## start

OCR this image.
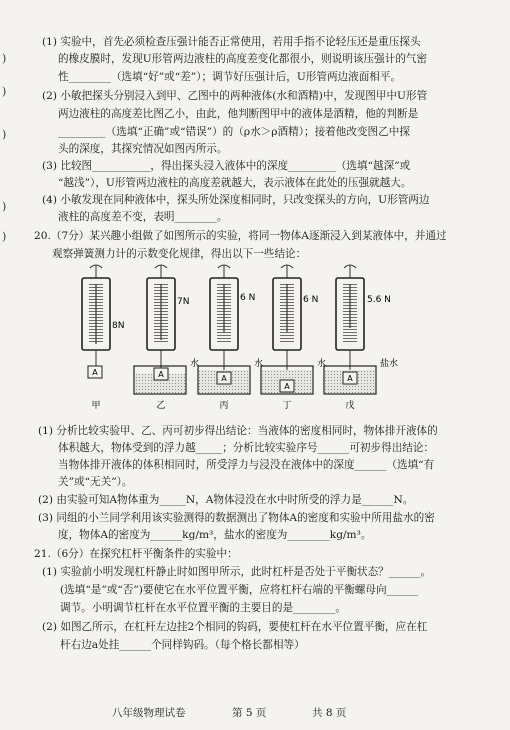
)
)
)
)
)
(1) 实验中，首先必须检查压强计能否正常使用，若用手指不论轻压还是重压探头
的橡皮膜时，发现U形管两边液柱的高度差变化都很小，则说明该压强计的气密
性________（选填“好”或“差”）；调节好压强计后，U形管两边液面相平。
(2) 小敏把探头分别浸入到甲、乙图中的两种液体(水和酒精)中，发现图甲中U形管
两边液柱的高度差比图乙小，由此，他判断图甲中的液体是酒精，他的判断是
_________（选填“正确”或“错误”）的（ρ水＞ρ酒精）；接着他改变图乙中探
头的深度，其探究情况如图丙所示。
(3) 比较图___________，得出探头浸入液体中的深度_________（选填“越深”或
“越浅”），U形管两边液柱的高度差就越大，表示液体在此处的压强就越大。
(4) 小敏发现在同种液体中，探头所处深度相同时，只改变探头的方向，U形管两边
液柱的高度差不变，表明________。
20.（7分）某兴趣小组做了如图所示的实验，将同一物体A逐渐浸入到某液体中，并通过
观察弹簧测力计的示数变化规律，得出以下一些结论：
A
8N
A
7N
水
A
6 N
水
A
6 N
水
A
5.6 N
盐水
甲	乙	丙	丁	戊
(1) 分析比较实验甲、乙、丙可初步得出结论：当液体的密度相同时，物体排开液体的
体积越大，物体受到的浮力越_____；分析比较实验序号______可初步得出结论：
当物体排开液体的体积相同时，所受浮力与浸没在液体中的深度______（选填“有
关”或“无关”）。
(2) 由实验可知A物体重为_____N，A物体浸没在水中时所受的浮力是______N。
(3) 同组的小兰同学利用该实验测得的数据测出了物体A的密度和实验中所用盐水的密
度，物体A的密度为______kg/m³，盐水的密度为________kg/m³。
21.（6分）在探究杠杆平衡条件的实验中：
(1) 实验前小明发现杠杆静止时如图甲所示，此时杠杆是否处于平衡状态？______。
(选填“是”或“否”)要使它在水平位置平衡，应将杠杆右端的平衡螺母向______
调节。小明调节杠杆在水平位置平衡的主要目的是________。
(2) 如图乙所示，在杠杆左边挂2个相同的钩码，要使杠杆在水平位置平衡，应在杠
杆右边a处挂______个同样钩码。（每个格长都相等）
八年级物理试卷	第 5 页	共 8 页
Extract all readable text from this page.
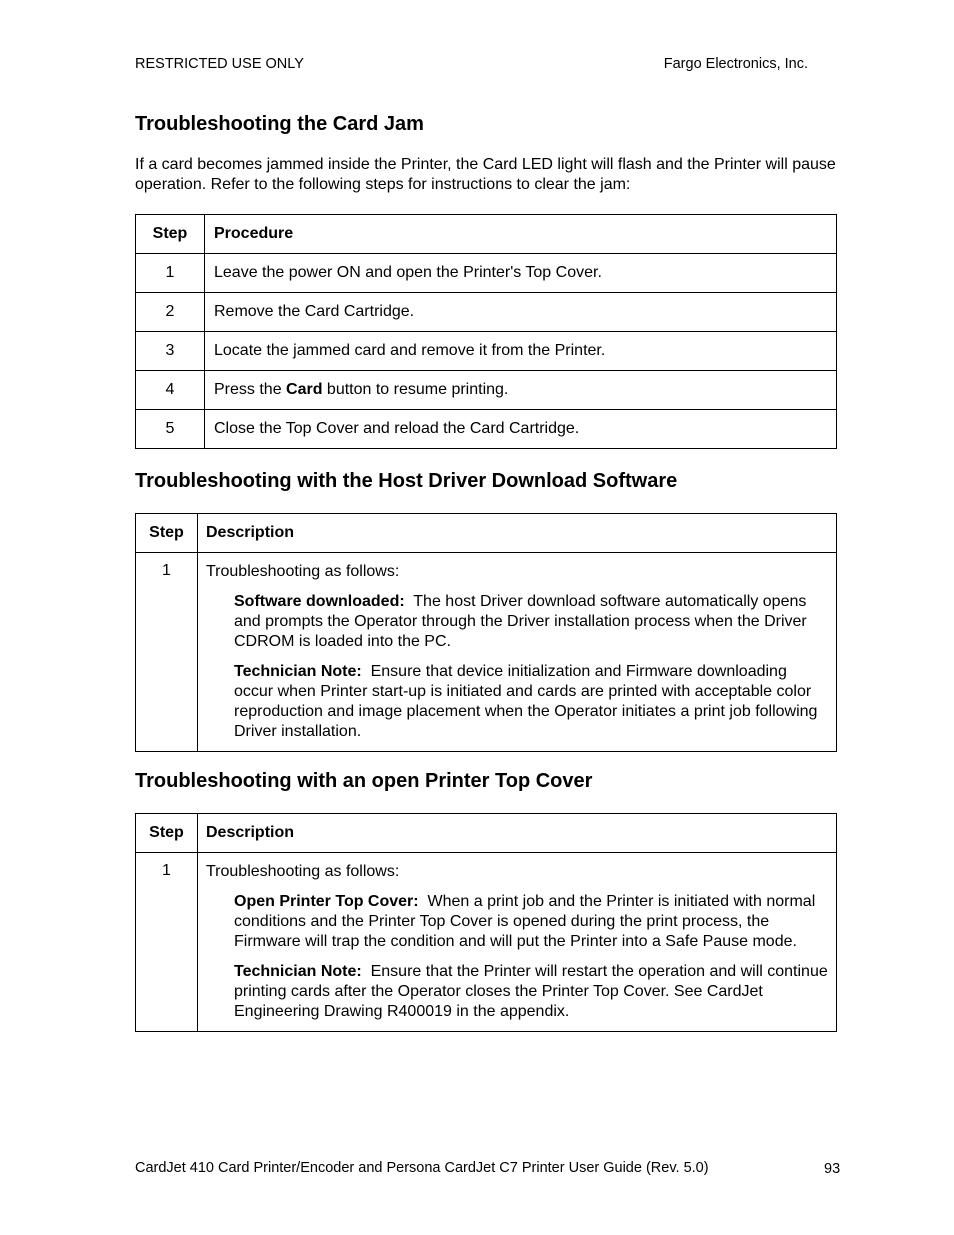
RESTRICTED USE ONLY	Fargo Electronics, Inc.
Troubleshooting the Card Jam

If a card becomes jammed inside the Printer, the Card LED light will flash and the Printer will pause operation. Refer to the following steps for instructions to clear the jam:

Step	Procedure
1	Leave the power ON and open the Printer's Top Cover.
2	Remove the Card Cartridge.
3	Locate the jammed card and remove it from the Printer.
4	Press the Card button to resume printing.
5	Close the Top Cover and reload the Card Cartridge.
Troubleshooting with the Host Driver Download Software
Step	Description
1	Troubleshooting as follows:
Software downloaded:  The host Driver download software automatically opens and prompts the Operator through the Driver installation process when the Driver CDROM is loaded into the PC.
Technician Note:  Ensure that device initialization and Firmware downloading occur when Printer start-up is initiated and cards are printed with acceptable color reproduction and image placement when the Operator initiates a print job following Driver installation.
Troubleshooting with an open Printer Top Cover
Step	Description
1	Troubleshooting as follows:
Open Printer Top Cover:  When a print job and the Printer is initiated with normal conditions and the Printer Top Cover is opened during the print process, the Firmware will trap the condition and will put the Printer into a Safe Pause mode.
Technician Note:  Ensure that the Printer will restart the operation and will continue printing cards after the Operator closes the Printer Top Cover. See CardJet Engineering Drawing R400019 in the appendix.
CardJet 410 Card Printer/Encoder and Persona CardJet C7 Printer User Guide (Rev. 5.0)	93
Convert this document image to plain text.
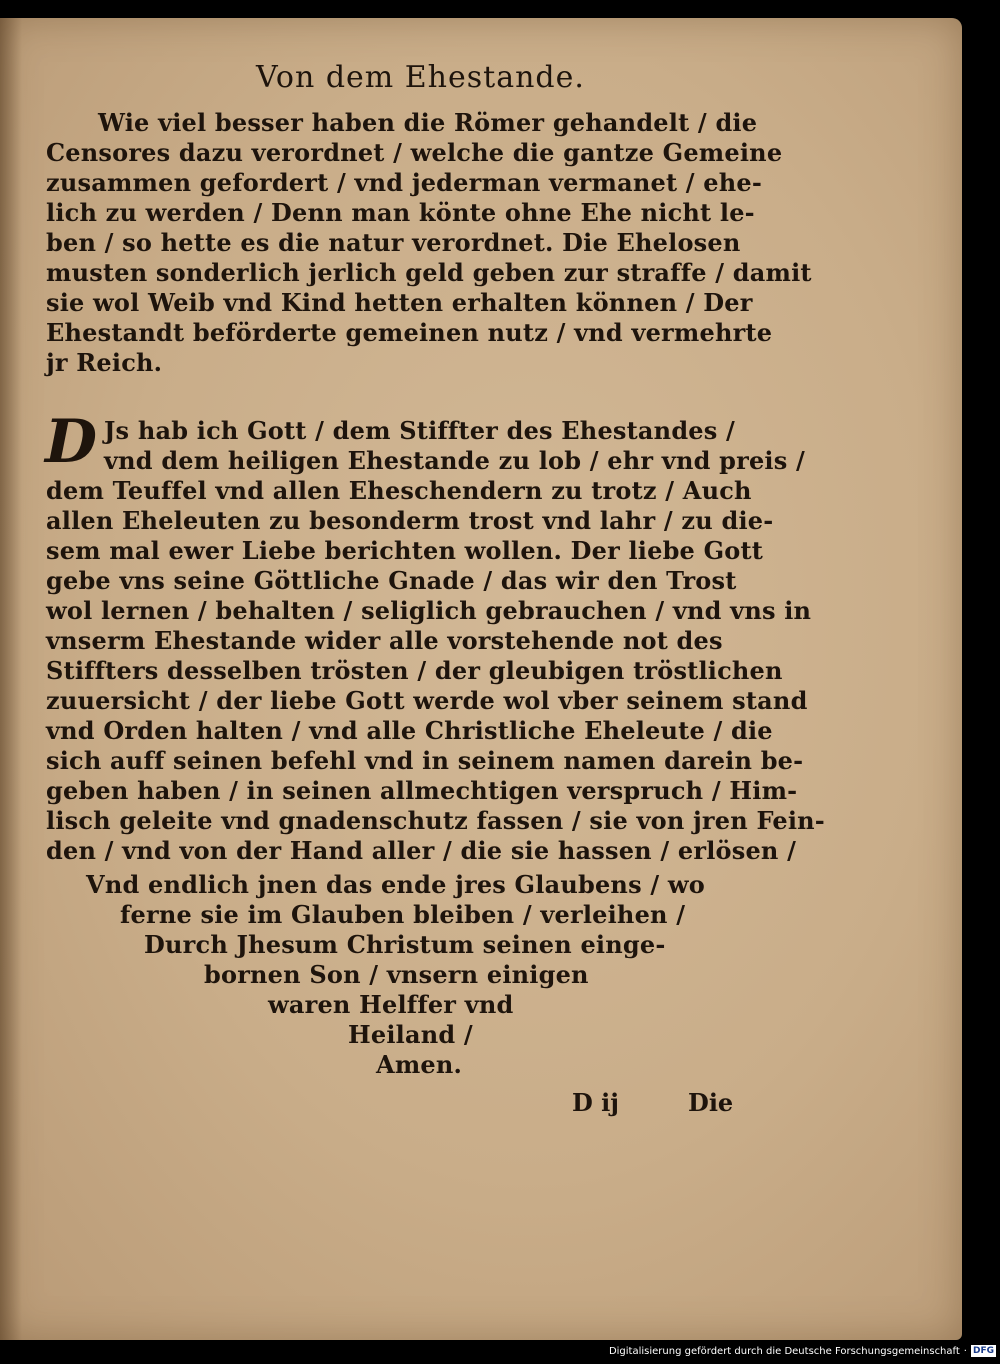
Von dem Ehestande.
Wie viel besser haben die Römer gehandelt / die
Censores dazu verordnet / welche die gantze Gemeine
zusammen gefordert / vnd jederman vermanet / ehe-
lich zu werden / Denn man könte ohne Ehe nicht le-
ben / so hette es die natur verordnet. Die Ehelosen
musten sonderlich jerlich geld geben zur straffe / damit
sie wol Weib vnd Kind hetten erhalten können / Der
Ehestandt beförderte gemeinen nutz / vnd vermehrte
jr Reich.
D Js hab ich Gott / dem Stiffter des Ehestandes /
vnd dem heiligen Ehestande zu lob / ehr vnd preis /
dem Teuffel vnd allen Eheschendern zu trotz / Auch
allen Eheleuten zu besonderm trost vnd lahr / zu die-
sem mal ewer Liebe berichten wollen. Der liebe Gott
gebe vns seine Göttliche Gnade / das wir den Trost
wol lernen / behalten / seliglich gebrauchen / vnd vns in
vnserm Ehestande wider alle vorstehende not des
Stiffters desselben trösten / der gleubigen tröstlichen
zuuersicht / der liebe Gott werde wol vber seinem stand
vnd Orden halten / vnd alle Christliche Eheleute / die
sich auff seinen befehl vnd in seinem namen darein be-
geben haben / in seinen allmechtigen verspruch / Him-
lisch geleite vnd gnadenschutz fassen / sie von jren Fein-
den / vnd von der Hand aller / die sie hassen / erlösen /
Vnd endlich jnen das ende jres Glaubens / wo
ferne sie im Glauben bleiben / verleihen /
Durch Jhesum Christum seinen einge-
bornen Son / vnsern einigen
waren Helffer vnd
Heiland /
Amen.
D ij	Die
Digitalisierung gefördert durch die Deutsche Forschungsgemeinschaft · DFG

## end

▶ **Directive**: Scan the material and collect every line that contains "Troubleshooting".

▶ **Written answer**:
Troubleshooting the Card Jam
Troubleshooting with the Host Driver Download Software
1	Troubleshooting as follows:
Troubleshooting with an open Printer Top Cover
1	Troubleshooting as follows:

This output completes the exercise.